• Material for this task
......

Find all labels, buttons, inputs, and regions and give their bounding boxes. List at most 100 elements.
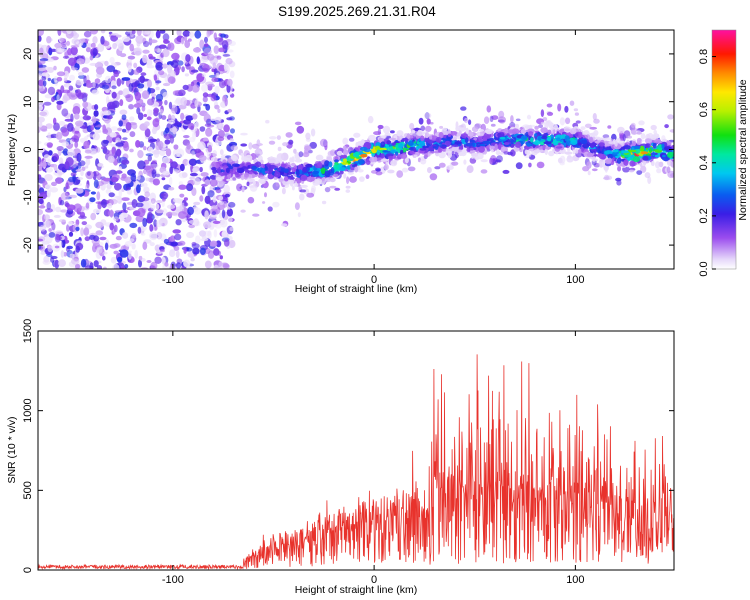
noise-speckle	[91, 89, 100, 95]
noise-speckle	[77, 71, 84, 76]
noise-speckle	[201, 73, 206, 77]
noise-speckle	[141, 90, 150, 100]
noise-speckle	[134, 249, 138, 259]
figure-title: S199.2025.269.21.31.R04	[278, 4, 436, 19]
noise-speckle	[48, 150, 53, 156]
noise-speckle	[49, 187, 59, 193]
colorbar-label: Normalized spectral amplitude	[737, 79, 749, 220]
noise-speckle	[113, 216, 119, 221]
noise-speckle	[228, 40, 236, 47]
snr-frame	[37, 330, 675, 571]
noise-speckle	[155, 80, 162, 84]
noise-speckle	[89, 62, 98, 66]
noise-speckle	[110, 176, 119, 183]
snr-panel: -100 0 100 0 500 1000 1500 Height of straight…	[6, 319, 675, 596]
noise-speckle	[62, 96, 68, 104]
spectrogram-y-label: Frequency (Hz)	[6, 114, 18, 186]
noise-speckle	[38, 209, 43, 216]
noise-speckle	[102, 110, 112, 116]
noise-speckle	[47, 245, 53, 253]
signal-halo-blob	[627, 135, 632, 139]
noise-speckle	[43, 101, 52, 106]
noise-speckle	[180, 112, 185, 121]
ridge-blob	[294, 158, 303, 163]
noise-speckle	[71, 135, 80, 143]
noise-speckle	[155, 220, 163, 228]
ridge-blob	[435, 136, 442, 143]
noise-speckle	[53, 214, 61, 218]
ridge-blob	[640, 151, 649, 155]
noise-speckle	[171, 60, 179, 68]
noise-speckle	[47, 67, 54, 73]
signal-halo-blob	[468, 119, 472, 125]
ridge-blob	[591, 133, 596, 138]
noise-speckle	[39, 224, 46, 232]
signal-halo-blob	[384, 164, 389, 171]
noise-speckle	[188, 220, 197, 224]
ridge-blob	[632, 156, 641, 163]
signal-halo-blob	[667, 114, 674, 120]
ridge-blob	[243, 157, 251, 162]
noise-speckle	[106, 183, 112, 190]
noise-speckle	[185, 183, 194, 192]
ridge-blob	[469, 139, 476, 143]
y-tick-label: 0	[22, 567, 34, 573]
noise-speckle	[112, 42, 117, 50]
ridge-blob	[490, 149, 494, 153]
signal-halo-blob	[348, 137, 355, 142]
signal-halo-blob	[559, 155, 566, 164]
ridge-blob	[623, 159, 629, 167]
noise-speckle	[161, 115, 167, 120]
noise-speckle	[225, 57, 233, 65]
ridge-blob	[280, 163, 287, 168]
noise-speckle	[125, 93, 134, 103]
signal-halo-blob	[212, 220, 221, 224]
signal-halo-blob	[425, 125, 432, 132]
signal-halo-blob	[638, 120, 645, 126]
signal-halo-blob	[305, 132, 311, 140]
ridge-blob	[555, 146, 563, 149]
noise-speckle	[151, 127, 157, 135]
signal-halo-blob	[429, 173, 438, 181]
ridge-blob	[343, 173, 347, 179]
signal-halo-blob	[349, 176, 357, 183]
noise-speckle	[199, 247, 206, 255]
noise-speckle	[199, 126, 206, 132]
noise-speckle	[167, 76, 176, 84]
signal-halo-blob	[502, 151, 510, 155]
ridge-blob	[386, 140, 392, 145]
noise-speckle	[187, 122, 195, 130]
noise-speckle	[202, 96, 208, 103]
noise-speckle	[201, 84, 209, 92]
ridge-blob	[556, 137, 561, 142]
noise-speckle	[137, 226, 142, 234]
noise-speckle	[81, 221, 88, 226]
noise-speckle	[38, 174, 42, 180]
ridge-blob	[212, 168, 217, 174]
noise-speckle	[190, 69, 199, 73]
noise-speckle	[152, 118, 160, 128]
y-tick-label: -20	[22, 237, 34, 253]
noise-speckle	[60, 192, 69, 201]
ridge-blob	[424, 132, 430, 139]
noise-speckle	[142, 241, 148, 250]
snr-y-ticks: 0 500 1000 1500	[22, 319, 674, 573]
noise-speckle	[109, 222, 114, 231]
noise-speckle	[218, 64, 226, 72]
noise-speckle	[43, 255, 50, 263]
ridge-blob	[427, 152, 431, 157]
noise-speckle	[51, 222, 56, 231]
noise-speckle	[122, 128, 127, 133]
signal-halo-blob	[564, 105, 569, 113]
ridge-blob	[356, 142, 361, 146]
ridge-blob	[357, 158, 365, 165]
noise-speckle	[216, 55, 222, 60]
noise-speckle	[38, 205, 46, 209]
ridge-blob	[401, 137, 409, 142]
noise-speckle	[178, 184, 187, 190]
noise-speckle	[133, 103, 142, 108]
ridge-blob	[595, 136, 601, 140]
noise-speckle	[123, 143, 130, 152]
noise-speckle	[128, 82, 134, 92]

......

• What the exercise asks
Format the rows from the one containing "89, 100, 95]" through the one containing "187, 59, 193]", both included, as a Markdown table with the columns Number and Text. Give each row's position in Number and the row itself in Text, and skip any blank lines.

• Answer to the exercise
| Number | Text |
|---|---|
| 1 | noise-speckle	[91, 89, 100, 95] |
| 2 | noise-speckle	[77, 71, 84, 76] |
| 3 | noise-speckle	[201, 73, 206, 77] |
| 4 | noise-speckle	[141, 90, 150, 100] |
| 5 | noise-speckle	[134, 249, 138, 259] |
| 6 | figure-title: S199.2025.269.21.31.R04	[278, 4, 436, 19] |
| 7 | noise-speckle	[48, 150, 53, 156] |
| 8 | noise-speckle	[49, 187, 59, 193] |